• _Raw data_
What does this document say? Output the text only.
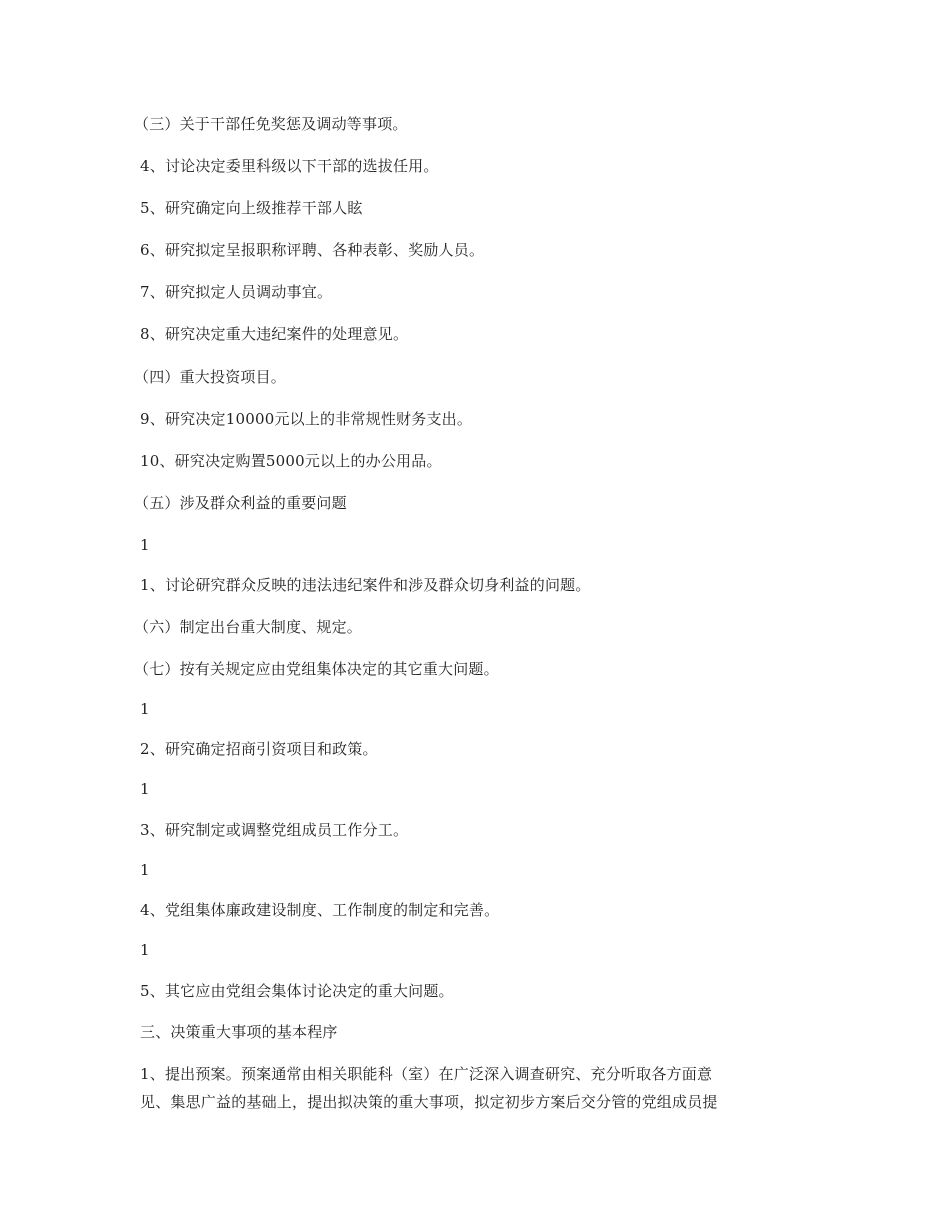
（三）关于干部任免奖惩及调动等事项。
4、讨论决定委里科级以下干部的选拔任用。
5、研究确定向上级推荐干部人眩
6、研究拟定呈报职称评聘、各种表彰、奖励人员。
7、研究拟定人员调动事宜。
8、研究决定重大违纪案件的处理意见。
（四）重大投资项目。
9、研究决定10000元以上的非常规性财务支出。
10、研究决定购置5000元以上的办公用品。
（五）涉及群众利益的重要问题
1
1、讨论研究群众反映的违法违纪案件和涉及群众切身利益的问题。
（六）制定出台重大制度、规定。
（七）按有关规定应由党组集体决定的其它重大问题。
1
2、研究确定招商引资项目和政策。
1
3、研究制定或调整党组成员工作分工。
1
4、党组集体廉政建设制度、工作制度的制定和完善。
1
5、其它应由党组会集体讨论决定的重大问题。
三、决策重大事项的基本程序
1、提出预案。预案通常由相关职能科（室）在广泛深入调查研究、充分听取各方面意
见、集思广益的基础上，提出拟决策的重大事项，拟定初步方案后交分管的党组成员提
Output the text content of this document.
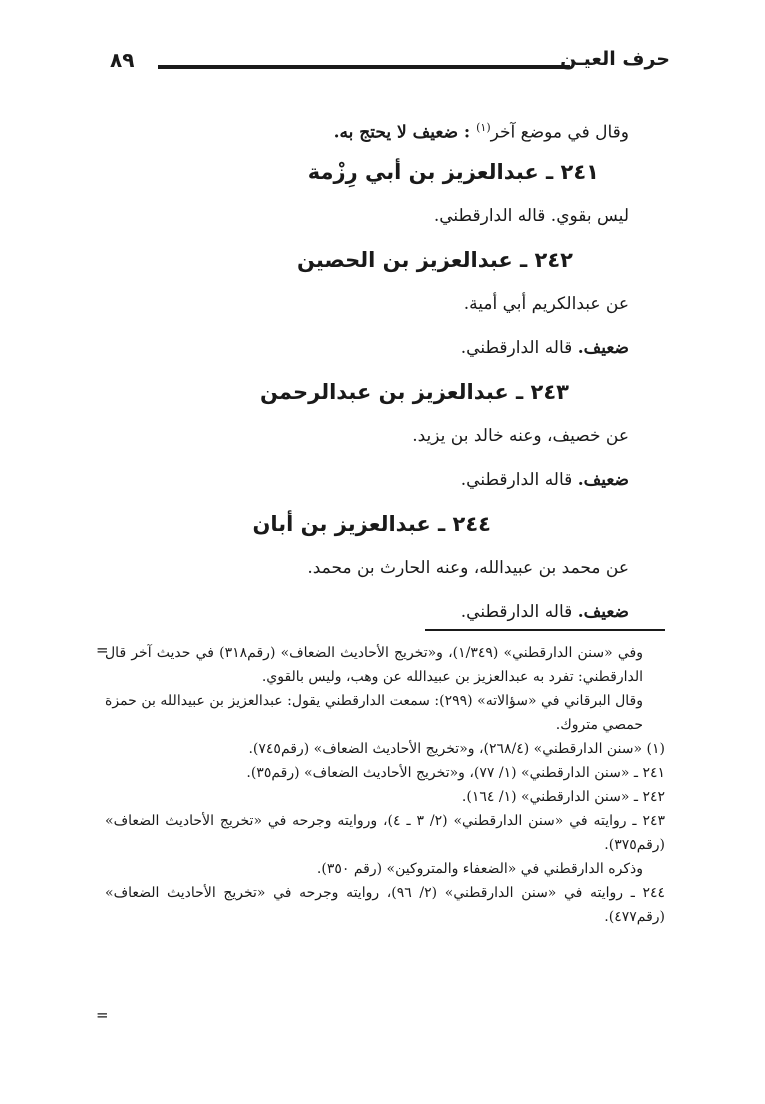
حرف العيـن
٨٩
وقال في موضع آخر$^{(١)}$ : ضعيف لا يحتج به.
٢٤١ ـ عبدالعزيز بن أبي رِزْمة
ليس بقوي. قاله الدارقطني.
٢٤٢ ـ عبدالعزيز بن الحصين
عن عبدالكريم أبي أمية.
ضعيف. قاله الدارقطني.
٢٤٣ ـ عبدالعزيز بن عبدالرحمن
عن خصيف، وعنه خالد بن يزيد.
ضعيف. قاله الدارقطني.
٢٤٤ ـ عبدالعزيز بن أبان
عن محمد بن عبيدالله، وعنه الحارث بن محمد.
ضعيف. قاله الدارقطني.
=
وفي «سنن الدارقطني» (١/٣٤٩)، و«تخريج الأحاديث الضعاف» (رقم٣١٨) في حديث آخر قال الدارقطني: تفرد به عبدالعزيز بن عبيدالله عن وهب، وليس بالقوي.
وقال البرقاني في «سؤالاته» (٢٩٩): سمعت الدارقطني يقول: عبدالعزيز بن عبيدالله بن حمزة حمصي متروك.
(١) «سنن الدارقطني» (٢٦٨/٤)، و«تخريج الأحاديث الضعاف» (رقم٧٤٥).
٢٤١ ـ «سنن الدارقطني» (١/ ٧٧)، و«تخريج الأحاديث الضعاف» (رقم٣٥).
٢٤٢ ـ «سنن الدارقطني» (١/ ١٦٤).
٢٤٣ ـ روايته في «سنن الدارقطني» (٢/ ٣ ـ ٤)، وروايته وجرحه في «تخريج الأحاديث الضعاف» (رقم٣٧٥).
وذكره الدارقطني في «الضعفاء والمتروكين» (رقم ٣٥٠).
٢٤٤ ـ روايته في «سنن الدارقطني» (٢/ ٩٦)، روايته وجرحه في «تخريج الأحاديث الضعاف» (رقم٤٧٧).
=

• _Aim_
Please retype, exactly and with the pictures left out, the lines from the line containing "Output the text content of this document." through the last line of the records above.

• _Written response_
Output the text content of this document.
حرف العيـن
٨٩
وقال في موضع آخر$^{(١)}$ : ضعيف لا يحتج به.
٢٤١ ـ عبدالعزيز بن أبي رِزْمة
ليس بقوي. قاله الدارقطني.
٢٤٢ ـ عبدالعزيز بن الحصين
عن عبدالكريم أبي أمية.
ضعيف. قاله الدارقطني.
٢٤٣ ـ عبدالعزيز بن عبدالرحمن
عن خصيف، وعنه خالد بن يزيد.
ضعيف. قاله الدارقطني.
٢٤٤ ـ عبدالعزيز بن أبان
عن محمد بن عبيدالله، وعنه الحارث بن محمد.
ضعيف. قاله الدارقطني.
=
وفي «سنن الدارقطني» (١/٣٤٩)، و«تخريج الأحاديث الضعاف» (رقم٣١٨) في حديث آخر قال الدارقطني: تفرد به عبدالعزيز بن عبيدالله عن وهب، وليس بالقوي.
وقال البرقاني في «سؤالاته» (٢٩٩): سمعت الدارقطني يقول: عبدالعزيز بن عبيدالله بن حمزة حمصي متروك.
(١) «سنن الدارقطني» (٢٦٨/٤)، و«تخريج الأحاديث الضعاف» (رقم٧٤٥).
٢٤١ ـ «سنن الدارقطني» (١/ ٧٧)، و«تخريج الأحاديث الضعاف» (رقم٣٥).
٢٤٢ ـ «سنن الدارقطني» (١/ ١٦٤).
٢٤٣ ـ روايته في «سنن الدارقطني» (٢/ ٣ ـ ٤)، وروايته وجرحه في «تخريج الأحاديث الضعاف» (رقم٣٧٥).
وذكره الدارقطني في «الضعفاء والمتروكين» (رقم ٣٥٠).
٢٤٤ ـ روايته في «سنن الدارقطني» (٢/ ٩٦)، روايته وجرحه في «تخريج الأحاديث الضعاف» (رقم٤٧٧).
=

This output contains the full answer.